__RECORDS TO PROCESS__.
BEGIN
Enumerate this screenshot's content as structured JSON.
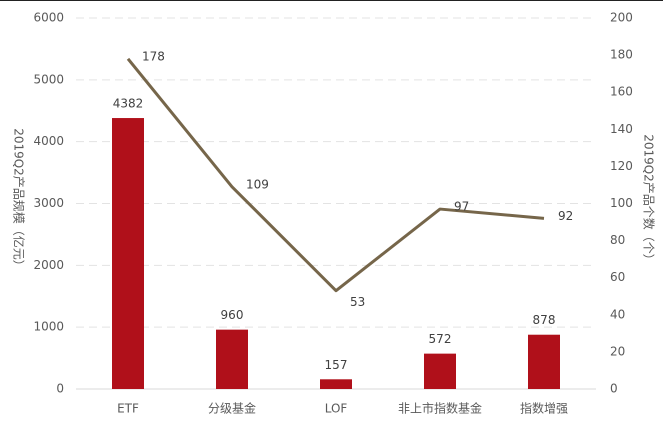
{
  "chart_data": {
    "type": "bar",
    "categories": [
      "ETF",
      "分级基金",
      "LOF",
      "非上市指数基金",
      "指数增强"
    ],
    "series": [
      {
        "type": "bar",
        "color": "#b0101a",
        "values": [
          4382,
          960,
          157,
          572,
          878
        ]
      },
      {
        "type": "line",
        "axis": "y2",
        "color": "#76664a",
        "values": [
          178,
          109,
          53,
          97,
          92
        ]
      }
    ],
    "ylabel": "2019Q2产品规模（亿元）",
    "y2label": "2019Q2产品个数（个）",
    "ylim": [
      0,
      6000
    ],
    "yticks": [
      0,
      1000,
      2000,
      3000,
      4000,
      5000,
      6000
    ],
    "y2lim": [
      0,
      200
    ],
    "y2ticks": [
      0,
      20,
      40,
      60,
      80,
      100,
      120,
      140,
      160,
      180,
      200
    ],
    "grid": true
  }
}
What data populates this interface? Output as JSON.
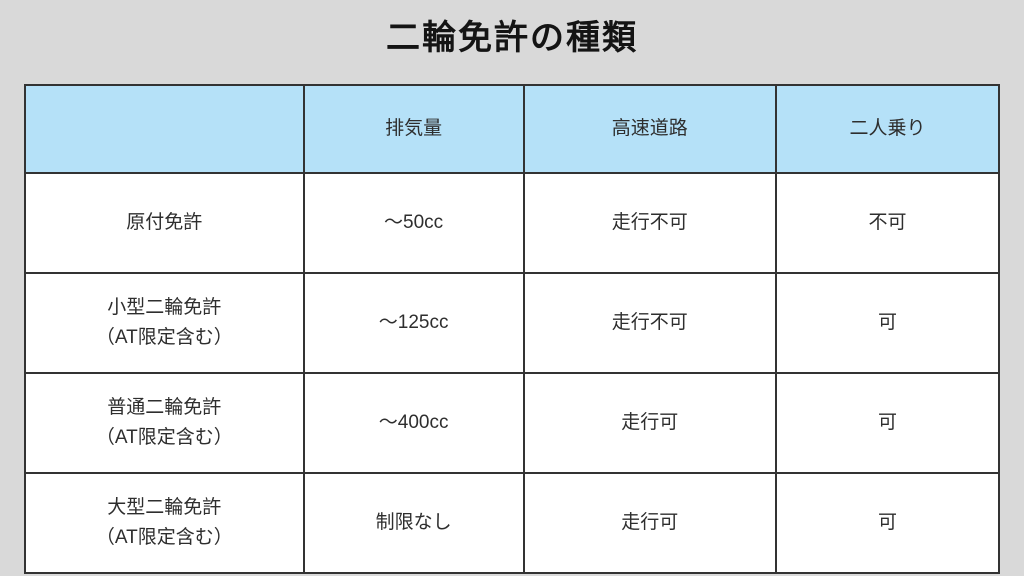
{
  "page": {
    "title": "二輪免許の種類",
    "background_color": "#d9d9d9",
    "header_bg_color": "#b5e1f8",
    "cell_bg_color": "#ffffff",
    "border_color": "#333333",
    "text_color": "#2e2e2e"
  },
  "table": {
    "headers": [
      "",
      "排気量",
      "高速道路",
      "二人乗り"
    ],
    "rows": [
      {
        "cells": [
          "原付免許",
          "〜50cc",
          "走行不可",
          "不可"
        ]
      },
      {
        "cells": [
          "小型二輪免許\n（AT限定含む）",
          "〜125cc",
          "走行不可",
          "可"
        ]
      },
      {
        "cells": [
          "普通二輪免許\n（AT限定含む）",
          "〜400cc",
          "走行可",
          "可"
        ]
      },
      {
        "cells": [
          "大型二輪免許\n（AT限定含む）",
          "制限なし",
          "走行可",
          "可"
        ]
      }
    ]
  },
  "chart_data": {
    "type": "table",
    "title": "二輪免許の種類",
    "columns": [
      "",
      "排気量",
      "高速道路",
      "二人乗り"
    ],
    "rows": [
      [
        "原付免許",
        "〜50cc",
        "走行不可",
        "不可"
      ],
      [
        "小型二輪免許（AT限定含む）",
        "〜125cc",
        "走行不可",
        "可"
      ],
      [
        "普通二輪免許（AT限定含む）",
        "〜400cc",
        "走行可",
        "可"
      ],
      [
        "大型二輪免許（AT限定含む）",
        "制限なし",
        "走行可",
        "可"
      ]
    ],
    "layout_hints": {
      "header_fill": "#b5e1f8",
      "body_fill": "#ffffff",
      "border": "2px solid #333333",
      "page_background": "#d9d9d9",
      "text_align": "center"
    }
  }
}
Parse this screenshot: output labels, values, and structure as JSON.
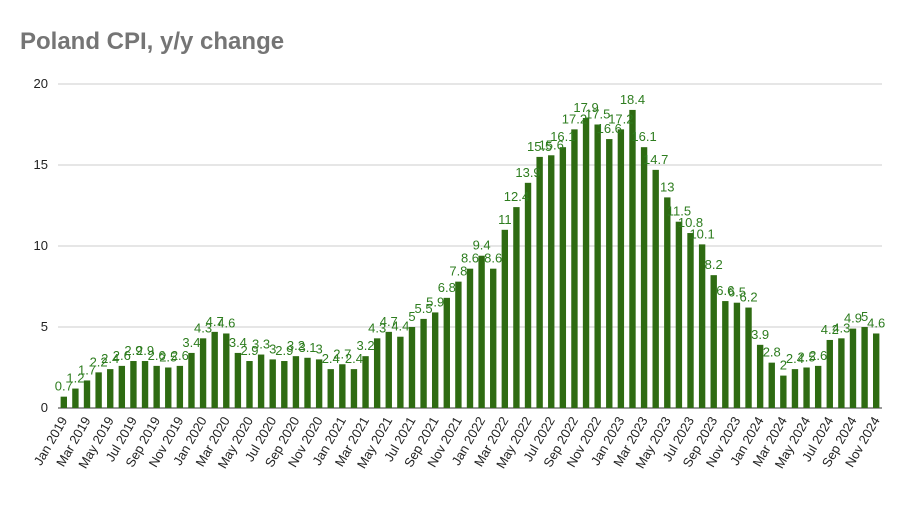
{
  "chart_data": {
    "type": "bar",
    "title": "Poland CPI, y/y change",
    "xlabel": "",
    "ylabel": "",
    "ylim": [
      0,
      20
    ],
    "yticks": [
      0,
      5,
      10,
      15,
      20
    ],
    "grid": true,
    "bar_color": "#2e6b12",
    "label_color": "#3a8a22",
    "categories": [
      "Jan 2019",
      "Feb 2019",
      "Mar 2019",
      "Apr 2019",
      "May 2019",
      "Jun 2019",
      "Jul 2019",
      "Aug 2019",
      "Sep 2019",
      "Oct 2019",
      "Nov 2019",
      "Dec 2019",
      "Jan 2020",
      "Feb 2020",
      "Mar 2020",
      "Apr 2020",
      "May 2020",
      "Jun 2020",
      "Jul 2020",
      "Aug 2020",
      "Sep 2020",
      "Oct 2020",
      "Nov 2020",
      "Dec 2020",
      "Jan 2021",
      "Feb 2021",
      "Mar 2021",
      "Apr 2021",
      "May 2021",
      "Jun 2021",
      "Jul 2021",
      "Aug 2021",
      "Sep 2021",
      "Oct 2021",
      "Nov 2021",
      "Dec 2021",
      "Jan 2022",
      "Feb 2022",
      "Mar 2022",
      "Apr 2022",
      "May 2022",
      "Jun 2022",
      "Jul 2022",
      "Aug 2022",
      "Sep 2022",
      "Oct 2022",
      "Nov 2022",
      "Dec 2022",
      "Jan 2023",
      "Feb 2023",
      "Mar 2023",
      "Apr 2023",
      "May 2023",
      "Jun 2023",
      "Jul 2023",
      "Aug 2023",
      "Sep 2023",
      "Oct 2023",
      "Nov 2023",
      "Dec 2023",
      "Jan 2024",
      "Feb 2024",
      "Mar 2024",
      "Apr 2024",
      "May 2024",
      "Jun 2024",
      "Jul 2024",
      "Aug 2024",
      "Sep 2024",
      "Oct 2024",
      "Nov 2024"
    ],
    "x_tick_labels": [
      "Jan 2019",
      "Mar 2019",
      "May 2019",
      "Jul 2019",
      "Sep 2019",
      "Nov 2019",
      "Jan 2020",
      "Mar 2020",
      "May 2020",
      "Jul 2020",
      "Sep 2020",
      "Nov 2020",
      "Jan 2021",
      "Mar 2021",
      "May 2021",
      "Jul 2021",
      "Sep 2021",
      "Nov 2021",
      "Jan 2022",
      "Mar 2022",
      "May 2022",
      "Jul 2022",
      "Sep 2022",
      "Nov 2022",
      "Jan 2023",
      "Mar 2023",
      "May 2023",
      "Jul 2023",
      "Sep 2023",
      "Nov 2023",
      "Jan 2024",
      "Mar 2024",
      "May 2024",
      "Jul 2024",
      "Sep 2024",
      "Nov 2024"
    ],
    "values": [
      0.7,
      1.2,
      1.7,
      2.2,
      2.4,
      2.6,
      2.9,
      2.9,
      2.6,
      2.5,
      2.6,
      3.4,
      4.3,
      4.7,
      4.6,
      3.4,
      2.9,
      3.3,
      3.0,
      2.9,
      3.2,
      3.1,
      3.0,
      2.4,
      2.7,
      2.4,
      3.2,
      4.3,
      4.7,
      4.4,
      5.0,
      5.5,
      5.9,
      6.8,
      7.8,
      8.6,
      9.4,
      8.6,
      11.0,
      12.4,
      13.9,
      15.5,
      15.6,
      16.1,
      17.2,
      17.9,
      17.5,
      16.6,
      17.2,
      18.4,
      16.1,
      14.7,
      13.0,
      11.5,
      10.8,
      10.1,
      8.2,
      6.6,
      6.5,
      6.2,
      3.9,
      2.8,
      2.0,
      2.4,
      2.5,
      2.6,
      4.2,
      4.3,
      4.9,
      5.0,
      4.6
    ]
  }
}
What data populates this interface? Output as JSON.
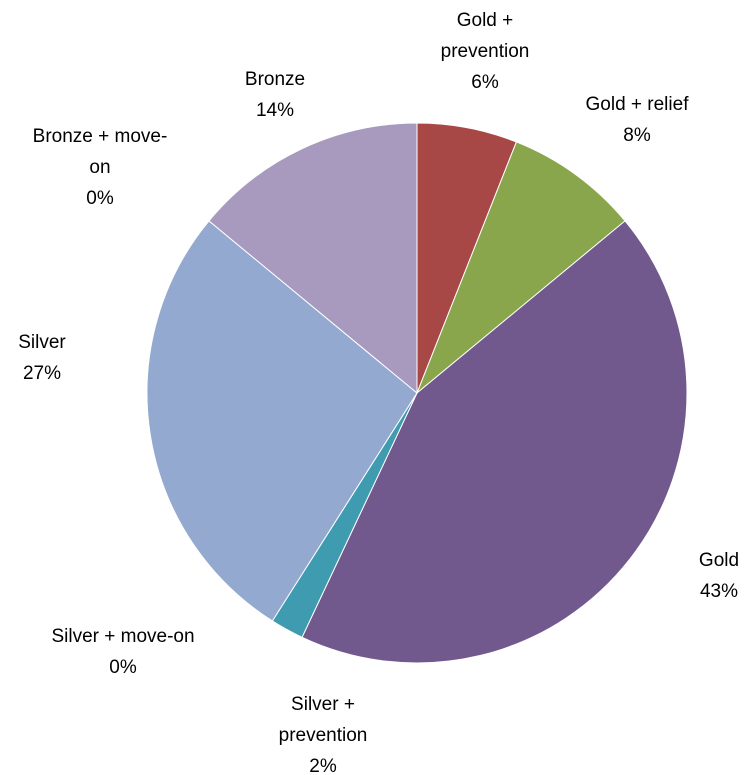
{
  "chart_data": {
    "type": "pie",
    "start_angle_deg": 0,
    "direction": "clockwise",
    "slices": [
      {
        "label_lines": [
          "Gold +",
          "prevention"
        ],
        "label": "Gold + prevention",
        "value": 6,
        "pct_text": "6%",
        "color": "#A84846"
      },
      {
        "label_lines": [
          "Gold + relief"
        ],
        "label": "Gold + relief",
        "value": 8,
        "pct_text": "8%",
        "color": "#8AA64C"
      },
      {
        "label_lines": [
          "Gold"
        ],
        "label": "Gold",
        "value": 43,
        "pct_text": "43%",
        "color": "#71598E"
      },
      {
        "label_lines": [
          "Silver +",
          "prevention"
        ],
        "label": "Silver + prevention",
        "value": 2,
        "pct_text": "2%",
        "color": "#3F9BAF"
      },
      {
        "label_lines": [
          "Silver + move-on"
        ],
        "label": "Silver + move-on",
        "value": 0,
        "pct_text": "0%",
        "color": "#E68B3C"
      },
      {
        "label_lines": [
          "Silver"
        ],
        "label": "Silver",
        "value": 27,
        "pct_text": "27%",
        "color": "#93A9CF"
      },
      {
        "label_lines": [
          "Bronze + move-",
          "on"
        ],
        "label": "Bronze + move-on",
        "value": 0,
        "pct_text": "0%",
        "color": "#4F81BD"
      },
      {
        "label_lines": [
          "Bronze"
        ],
        "label": "Bronze",
        "value": 14,
        "pct_text": "14%",
        "color": "#A899BE"
      }
    ]
  }
}
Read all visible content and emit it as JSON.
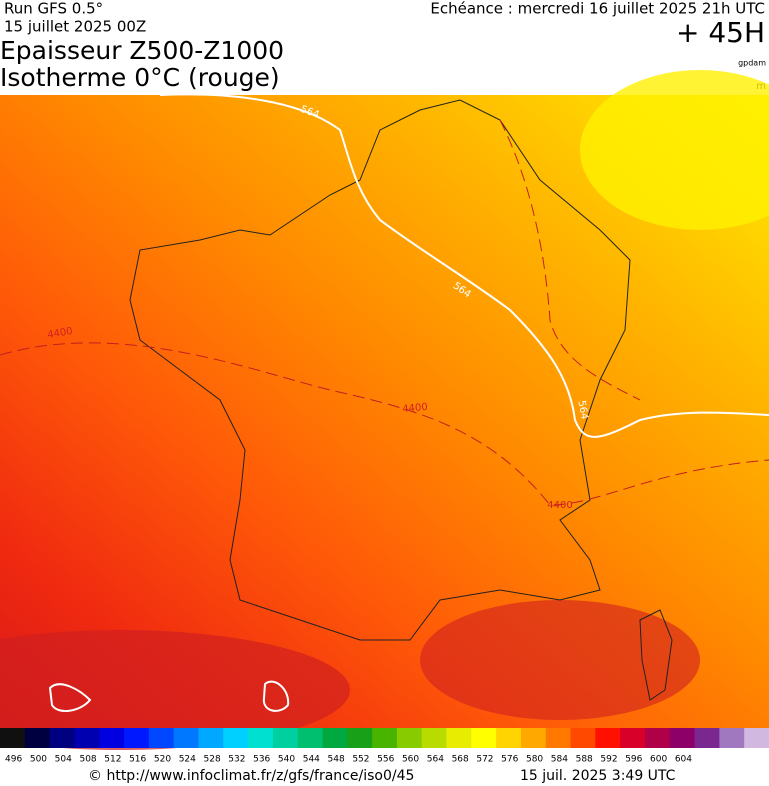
{
  "header": {
    "run": "Run GFS 0.5°",
    "run_date": "15 juillet 2025 00Z",
    "valid": "Echéance : mercredi 16 juillet 2025 21h UTC",
    "lead": "+ 45H",
    "title_line1": "Epaisseur Z500-Z1000",
    "title_line2": "Isotherme 0°C (rouge)",
    "unit_thickness": "gpdam",
    "unit_iso": "m"
  },
  "map": {
    "contour_labels": [
      {
        "text": "564",
        "kind": "thickness"
      },
      {
        "text": "564",
        "kind": "thickness"
      },
      {
        "text": "564",
        "kind": "thickness"
      },
      {
        "text": "4400",
        "kind": "iso0"
      },
      {
        "text": "4400",
        "kind": "iso0"
      },
      {
        "text": "4400",
        "kind": "iso0"
      }
    ]
  },
  "colorbar": {
    "colors": [
      "#101010",
      "#000040",
      "#000080",
      "#0000b0",
      "#0000e0",
      "#0018ff",
      "#0048ff",
      "#0078ff",
      "#00a8ff",
      "#00d0ff",
      "#00e0d0",
      "#00d0a0",
      "#00c070",
      "#00a840",
      "#18a018",
      "#48b400",
      "#88cc00",
      "#b8dc00",
      "#e8ec00",
      "#ffff00",
      "#ffd400",
      "#ffa800",
      "#ff7800",
      "#ff4800",
      "#ff1000",
      "#d80028",
      "#b00048",
      "#8c0068",
      "#7a2890",
      "#a078c0",
      "#d0b8e0"
    ],
    "ticks": [
      496,
      500,
      504,
      508,
      512,
      516,
      520,
      524,
      528,
      532,
      536,
      540,
      544,
      548,
      552,
      556,
      560,
      564,
      568,
      572,
      576,
      580,
      584,
      588,
      592,
      596,
      600,
      604
    ]
  },
  "footer": {
    "url": "© http://www.infoclimat.fr/z/gfs/france/iso0/45",
    "generated": "15 juil. 2025  3:49 UTC"
  }
}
END
__GOAL__.
Using the listing above, show each line holding the string "Bronze".

__RESPONSE TO THIS EXERCISE__.
          "Bronze + move-",
        "label": "Bronze + move-on",
          "Bronze"
        "label": "Bronze",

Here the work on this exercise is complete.